- _PROVIDED MATERIAL_:
*****

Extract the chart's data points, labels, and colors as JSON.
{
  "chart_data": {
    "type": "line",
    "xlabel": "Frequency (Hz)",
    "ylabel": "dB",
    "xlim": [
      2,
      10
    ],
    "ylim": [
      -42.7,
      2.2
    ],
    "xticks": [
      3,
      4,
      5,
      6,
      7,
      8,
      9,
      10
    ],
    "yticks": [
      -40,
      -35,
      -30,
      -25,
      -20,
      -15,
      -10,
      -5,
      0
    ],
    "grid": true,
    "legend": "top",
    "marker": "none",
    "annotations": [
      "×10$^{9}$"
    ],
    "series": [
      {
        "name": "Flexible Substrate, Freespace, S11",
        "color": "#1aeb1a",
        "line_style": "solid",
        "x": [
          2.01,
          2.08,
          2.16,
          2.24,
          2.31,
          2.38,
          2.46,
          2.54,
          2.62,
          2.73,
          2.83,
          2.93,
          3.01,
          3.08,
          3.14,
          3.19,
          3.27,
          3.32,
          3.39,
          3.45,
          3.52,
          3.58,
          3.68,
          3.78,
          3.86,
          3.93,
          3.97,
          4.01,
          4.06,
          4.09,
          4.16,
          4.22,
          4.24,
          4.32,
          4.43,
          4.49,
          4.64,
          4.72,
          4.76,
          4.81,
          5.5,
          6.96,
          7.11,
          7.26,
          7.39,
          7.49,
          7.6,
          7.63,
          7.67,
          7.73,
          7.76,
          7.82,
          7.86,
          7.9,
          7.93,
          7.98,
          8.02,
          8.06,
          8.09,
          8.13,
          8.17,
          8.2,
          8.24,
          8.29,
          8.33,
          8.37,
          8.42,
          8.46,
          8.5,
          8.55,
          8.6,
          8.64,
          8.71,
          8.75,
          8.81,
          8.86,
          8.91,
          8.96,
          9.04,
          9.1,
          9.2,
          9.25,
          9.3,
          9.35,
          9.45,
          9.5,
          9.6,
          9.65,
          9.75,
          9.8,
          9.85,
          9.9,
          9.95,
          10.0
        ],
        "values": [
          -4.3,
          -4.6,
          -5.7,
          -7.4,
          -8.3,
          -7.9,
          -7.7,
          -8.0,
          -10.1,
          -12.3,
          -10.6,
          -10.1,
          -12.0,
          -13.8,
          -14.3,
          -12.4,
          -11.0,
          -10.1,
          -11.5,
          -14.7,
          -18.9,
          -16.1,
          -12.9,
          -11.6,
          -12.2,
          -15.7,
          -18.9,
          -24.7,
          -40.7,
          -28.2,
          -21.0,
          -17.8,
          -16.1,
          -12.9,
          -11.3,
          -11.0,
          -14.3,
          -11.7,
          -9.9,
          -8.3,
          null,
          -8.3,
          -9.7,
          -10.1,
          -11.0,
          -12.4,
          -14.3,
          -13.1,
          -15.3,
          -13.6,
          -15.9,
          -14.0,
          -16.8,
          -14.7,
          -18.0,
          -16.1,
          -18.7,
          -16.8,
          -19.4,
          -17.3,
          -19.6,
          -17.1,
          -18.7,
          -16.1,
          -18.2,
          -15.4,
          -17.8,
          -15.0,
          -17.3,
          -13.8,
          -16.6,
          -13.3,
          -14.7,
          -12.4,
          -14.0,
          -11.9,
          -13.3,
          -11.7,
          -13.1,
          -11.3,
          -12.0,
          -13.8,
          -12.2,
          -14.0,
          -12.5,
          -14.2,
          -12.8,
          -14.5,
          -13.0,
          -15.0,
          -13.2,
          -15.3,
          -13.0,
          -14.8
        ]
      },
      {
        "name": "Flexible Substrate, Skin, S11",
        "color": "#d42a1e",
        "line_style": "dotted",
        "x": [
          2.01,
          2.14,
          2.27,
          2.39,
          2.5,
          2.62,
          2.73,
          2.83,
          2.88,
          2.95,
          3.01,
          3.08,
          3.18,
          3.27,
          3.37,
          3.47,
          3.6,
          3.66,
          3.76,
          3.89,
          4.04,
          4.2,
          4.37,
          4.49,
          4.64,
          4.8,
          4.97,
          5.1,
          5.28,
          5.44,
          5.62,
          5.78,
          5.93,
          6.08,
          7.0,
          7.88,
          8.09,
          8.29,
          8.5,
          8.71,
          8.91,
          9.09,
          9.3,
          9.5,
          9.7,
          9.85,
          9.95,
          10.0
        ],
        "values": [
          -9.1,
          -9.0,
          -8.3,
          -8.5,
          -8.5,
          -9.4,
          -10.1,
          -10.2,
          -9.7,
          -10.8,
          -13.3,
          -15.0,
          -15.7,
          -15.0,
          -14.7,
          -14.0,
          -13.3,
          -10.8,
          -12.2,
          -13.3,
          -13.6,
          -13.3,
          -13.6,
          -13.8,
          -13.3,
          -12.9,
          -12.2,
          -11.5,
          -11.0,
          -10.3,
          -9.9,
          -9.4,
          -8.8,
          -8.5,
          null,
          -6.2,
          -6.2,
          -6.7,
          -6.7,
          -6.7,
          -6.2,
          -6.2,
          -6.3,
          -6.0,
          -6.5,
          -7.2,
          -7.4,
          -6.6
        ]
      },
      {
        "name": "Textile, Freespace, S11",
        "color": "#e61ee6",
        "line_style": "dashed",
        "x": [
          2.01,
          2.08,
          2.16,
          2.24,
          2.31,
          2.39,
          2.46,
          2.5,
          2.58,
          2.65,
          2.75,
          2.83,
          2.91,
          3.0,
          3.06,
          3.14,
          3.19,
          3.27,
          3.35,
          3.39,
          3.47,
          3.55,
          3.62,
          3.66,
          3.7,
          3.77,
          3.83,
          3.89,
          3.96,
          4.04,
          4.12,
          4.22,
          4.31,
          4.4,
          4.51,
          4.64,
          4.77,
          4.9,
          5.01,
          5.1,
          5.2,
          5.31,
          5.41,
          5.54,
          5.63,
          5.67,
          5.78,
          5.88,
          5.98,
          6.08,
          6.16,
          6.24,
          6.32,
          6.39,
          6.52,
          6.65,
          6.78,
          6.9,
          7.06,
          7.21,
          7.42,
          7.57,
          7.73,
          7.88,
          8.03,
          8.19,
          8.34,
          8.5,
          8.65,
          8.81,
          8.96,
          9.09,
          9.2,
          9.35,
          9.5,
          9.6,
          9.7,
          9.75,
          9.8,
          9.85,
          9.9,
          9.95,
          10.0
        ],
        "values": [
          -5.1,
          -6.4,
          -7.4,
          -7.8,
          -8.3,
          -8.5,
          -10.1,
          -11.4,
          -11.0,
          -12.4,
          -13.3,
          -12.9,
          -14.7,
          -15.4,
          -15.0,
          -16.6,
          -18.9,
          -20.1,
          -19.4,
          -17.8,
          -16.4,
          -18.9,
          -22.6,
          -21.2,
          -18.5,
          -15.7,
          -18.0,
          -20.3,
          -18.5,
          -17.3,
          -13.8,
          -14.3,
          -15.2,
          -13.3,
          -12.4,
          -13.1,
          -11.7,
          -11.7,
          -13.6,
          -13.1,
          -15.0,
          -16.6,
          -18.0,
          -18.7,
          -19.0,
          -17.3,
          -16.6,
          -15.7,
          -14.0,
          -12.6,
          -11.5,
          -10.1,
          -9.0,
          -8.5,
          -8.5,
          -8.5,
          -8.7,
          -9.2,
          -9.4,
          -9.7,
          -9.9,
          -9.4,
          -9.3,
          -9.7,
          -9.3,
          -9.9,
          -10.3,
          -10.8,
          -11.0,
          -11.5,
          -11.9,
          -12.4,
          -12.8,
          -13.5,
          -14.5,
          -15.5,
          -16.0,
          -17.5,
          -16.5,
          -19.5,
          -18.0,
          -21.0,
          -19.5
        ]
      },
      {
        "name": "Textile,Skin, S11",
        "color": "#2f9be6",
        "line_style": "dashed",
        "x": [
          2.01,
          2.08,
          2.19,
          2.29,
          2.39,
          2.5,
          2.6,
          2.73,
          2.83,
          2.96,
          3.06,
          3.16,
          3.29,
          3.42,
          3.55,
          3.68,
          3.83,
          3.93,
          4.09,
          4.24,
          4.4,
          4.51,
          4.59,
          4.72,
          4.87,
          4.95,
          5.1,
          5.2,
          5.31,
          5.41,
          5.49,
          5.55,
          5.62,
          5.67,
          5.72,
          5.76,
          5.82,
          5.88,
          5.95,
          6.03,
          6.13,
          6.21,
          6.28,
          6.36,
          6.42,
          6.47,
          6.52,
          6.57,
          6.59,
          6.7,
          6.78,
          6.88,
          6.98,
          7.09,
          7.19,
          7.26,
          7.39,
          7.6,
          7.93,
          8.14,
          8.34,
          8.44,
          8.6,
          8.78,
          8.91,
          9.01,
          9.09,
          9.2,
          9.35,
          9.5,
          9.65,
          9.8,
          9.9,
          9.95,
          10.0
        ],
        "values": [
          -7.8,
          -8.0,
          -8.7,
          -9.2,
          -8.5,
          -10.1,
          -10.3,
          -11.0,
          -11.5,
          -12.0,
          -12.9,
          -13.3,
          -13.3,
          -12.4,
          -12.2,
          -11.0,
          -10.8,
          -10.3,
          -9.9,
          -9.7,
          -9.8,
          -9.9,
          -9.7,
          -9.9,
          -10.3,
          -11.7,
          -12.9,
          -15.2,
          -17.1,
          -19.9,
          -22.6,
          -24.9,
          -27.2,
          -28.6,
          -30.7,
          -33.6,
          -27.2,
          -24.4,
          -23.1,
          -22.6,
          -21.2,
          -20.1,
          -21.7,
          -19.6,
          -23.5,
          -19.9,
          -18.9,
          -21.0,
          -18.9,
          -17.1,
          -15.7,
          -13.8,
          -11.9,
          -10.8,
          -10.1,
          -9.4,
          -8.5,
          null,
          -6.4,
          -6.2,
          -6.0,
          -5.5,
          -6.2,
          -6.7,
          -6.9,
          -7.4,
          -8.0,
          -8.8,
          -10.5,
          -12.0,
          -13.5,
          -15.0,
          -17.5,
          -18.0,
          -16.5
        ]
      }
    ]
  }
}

*****

- _DESCRIPTION OF THE TASK_: Look through the material above. Copy each line where the word "Textile" appears.

- _SOLUTION_:
        "name": "Textile, Freespace, S11",
        "name": "Textile,Skin, S11",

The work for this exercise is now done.